What lines of the data include the string "Volume"? Copy them all.

-- START Input for this task --

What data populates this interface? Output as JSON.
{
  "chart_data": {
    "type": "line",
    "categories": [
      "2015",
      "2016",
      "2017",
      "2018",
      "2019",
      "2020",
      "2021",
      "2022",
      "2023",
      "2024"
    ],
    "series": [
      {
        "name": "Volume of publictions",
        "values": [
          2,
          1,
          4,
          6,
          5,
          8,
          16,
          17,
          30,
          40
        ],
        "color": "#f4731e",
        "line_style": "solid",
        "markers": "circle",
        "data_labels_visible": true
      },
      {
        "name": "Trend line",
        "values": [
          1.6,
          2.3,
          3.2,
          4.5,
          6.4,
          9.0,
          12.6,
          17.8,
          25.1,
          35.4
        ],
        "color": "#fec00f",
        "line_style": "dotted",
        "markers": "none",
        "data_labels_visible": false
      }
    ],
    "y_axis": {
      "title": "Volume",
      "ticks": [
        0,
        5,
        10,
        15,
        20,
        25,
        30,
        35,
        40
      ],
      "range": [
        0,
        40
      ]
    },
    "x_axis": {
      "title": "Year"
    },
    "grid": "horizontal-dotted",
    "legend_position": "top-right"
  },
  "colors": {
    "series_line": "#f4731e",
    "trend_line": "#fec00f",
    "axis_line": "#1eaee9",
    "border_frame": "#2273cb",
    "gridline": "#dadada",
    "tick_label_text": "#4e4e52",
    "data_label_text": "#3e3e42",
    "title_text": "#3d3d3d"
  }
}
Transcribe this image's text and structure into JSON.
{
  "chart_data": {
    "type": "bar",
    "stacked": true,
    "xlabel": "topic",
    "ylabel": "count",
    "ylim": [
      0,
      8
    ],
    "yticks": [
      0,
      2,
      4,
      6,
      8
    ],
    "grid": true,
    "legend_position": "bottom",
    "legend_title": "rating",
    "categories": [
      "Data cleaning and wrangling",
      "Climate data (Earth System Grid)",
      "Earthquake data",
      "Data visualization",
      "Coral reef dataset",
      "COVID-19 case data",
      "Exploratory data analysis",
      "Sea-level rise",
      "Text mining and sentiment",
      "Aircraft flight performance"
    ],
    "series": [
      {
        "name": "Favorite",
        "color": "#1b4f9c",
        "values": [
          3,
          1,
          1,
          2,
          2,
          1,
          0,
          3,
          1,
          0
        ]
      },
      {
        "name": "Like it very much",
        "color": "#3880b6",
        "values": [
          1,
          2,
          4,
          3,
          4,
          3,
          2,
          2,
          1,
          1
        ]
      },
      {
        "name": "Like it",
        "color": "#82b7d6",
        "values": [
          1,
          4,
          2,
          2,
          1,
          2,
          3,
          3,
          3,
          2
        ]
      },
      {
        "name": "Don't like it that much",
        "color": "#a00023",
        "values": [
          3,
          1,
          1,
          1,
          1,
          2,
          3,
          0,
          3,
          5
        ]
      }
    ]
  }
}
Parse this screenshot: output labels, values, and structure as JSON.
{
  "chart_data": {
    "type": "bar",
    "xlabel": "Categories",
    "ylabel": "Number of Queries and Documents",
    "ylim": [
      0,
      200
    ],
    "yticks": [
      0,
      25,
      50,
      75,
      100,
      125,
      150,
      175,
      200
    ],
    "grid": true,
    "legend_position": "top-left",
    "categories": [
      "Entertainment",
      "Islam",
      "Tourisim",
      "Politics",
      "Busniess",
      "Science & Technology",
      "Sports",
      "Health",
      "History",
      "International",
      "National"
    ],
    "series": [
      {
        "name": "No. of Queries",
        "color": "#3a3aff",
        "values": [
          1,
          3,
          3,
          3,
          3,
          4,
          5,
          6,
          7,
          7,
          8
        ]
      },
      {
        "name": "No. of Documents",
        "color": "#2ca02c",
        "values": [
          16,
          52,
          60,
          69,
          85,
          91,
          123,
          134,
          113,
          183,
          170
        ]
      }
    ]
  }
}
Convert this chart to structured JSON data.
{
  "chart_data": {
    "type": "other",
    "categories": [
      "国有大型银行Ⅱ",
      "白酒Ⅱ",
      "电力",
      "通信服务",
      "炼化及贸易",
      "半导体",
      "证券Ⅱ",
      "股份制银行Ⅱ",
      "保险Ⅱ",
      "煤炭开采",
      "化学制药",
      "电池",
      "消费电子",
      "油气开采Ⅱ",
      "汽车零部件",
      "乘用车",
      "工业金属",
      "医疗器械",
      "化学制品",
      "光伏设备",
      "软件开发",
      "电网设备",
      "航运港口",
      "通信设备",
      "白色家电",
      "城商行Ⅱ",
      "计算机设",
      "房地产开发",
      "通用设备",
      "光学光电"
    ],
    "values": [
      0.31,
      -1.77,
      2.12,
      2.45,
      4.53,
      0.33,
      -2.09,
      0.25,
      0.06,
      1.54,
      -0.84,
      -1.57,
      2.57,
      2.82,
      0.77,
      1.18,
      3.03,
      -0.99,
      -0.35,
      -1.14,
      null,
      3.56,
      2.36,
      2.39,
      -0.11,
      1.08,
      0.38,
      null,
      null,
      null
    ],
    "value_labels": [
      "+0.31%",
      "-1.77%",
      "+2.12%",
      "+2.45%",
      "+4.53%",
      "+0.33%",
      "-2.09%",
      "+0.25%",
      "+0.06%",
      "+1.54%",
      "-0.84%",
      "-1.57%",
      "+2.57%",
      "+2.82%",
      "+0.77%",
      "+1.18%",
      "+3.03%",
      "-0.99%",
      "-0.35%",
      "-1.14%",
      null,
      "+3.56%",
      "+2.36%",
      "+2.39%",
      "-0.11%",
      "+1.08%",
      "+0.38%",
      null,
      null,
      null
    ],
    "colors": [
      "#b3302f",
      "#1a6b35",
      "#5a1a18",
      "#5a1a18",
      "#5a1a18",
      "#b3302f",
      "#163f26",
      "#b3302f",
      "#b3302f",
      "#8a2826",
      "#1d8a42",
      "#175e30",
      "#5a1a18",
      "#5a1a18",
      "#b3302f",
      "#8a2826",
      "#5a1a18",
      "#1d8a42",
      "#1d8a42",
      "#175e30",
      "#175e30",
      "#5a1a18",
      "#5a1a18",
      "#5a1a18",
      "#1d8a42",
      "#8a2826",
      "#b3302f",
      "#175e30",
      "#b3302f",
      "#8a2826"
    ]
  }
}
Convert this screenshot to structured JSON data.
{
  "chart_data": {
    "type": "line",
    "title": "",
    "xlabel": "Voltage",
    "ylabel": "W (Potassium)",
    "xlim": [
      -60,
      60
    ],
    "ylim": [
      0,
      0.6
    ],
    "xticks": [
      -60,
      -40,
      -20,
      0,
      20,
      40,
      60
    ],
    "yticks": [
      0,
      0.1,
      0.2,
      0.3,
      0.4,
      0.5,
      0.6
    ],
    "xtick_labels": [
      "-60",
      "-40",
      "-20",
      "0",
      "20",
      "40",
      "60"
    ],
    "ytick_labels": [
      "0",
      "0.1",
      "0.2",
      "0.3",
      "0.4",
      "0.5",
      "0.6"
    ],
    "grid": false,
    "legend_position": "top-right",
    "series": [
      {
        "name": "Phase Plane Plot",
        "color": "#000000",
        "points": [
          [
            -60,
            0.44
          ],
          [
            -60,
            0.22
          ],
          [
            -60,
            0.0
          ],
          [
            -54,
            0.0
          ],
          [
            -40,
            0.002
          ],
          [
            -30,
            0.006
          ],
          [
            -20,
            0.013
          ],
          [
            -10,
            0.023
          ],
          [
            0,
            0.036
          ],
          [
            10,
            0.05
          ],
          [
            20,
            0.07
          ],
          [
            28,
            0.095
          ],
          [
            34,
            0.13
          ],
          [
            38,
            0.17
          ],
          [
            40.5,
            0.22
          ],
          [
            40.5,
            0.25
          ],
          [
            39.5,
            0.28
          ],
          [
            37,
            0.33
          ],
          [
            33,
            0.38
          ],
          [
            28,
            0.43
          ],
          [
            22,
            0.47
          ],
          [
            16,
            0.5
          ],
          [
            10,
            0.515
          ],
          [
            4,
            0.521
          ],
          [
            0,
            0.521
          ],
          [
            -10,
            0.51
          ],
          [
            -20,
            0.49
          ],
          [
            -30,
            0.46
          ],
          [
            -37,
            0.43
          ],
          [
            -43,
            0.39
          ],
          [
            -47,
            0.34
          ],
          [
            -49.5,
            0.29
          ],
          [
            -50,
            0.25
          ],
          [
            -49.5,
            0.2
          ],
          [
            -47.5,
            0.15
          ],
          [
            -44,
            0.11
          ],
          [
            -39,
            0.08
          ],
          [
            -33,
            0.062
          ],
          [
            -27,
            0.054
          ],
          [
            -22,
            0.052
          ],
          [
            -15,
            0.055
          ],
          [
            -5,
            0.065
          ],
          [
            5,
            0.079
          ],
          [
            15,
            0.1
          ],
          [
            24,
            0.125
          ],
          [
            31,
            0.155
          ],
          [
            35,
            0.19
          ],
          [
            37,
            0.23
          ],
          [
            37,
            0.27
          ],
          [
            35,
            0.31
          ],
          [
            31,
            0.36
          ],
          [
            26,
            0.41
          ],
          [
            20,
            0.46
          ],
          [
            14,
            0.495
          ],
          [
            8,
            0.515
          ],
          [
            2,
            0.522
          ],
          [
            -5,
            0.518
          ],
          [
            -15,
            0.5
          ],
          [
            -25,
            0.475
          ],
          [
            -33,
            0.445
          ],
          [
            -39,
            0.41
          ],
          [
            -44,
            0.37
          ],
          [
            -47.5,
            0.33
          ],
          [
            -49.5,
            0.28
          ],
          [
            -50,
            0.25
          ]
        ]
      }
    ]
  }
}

-- END Input for this task --

*Task solution:*
        "name": "Volume of publictions",
      "title": "Volume",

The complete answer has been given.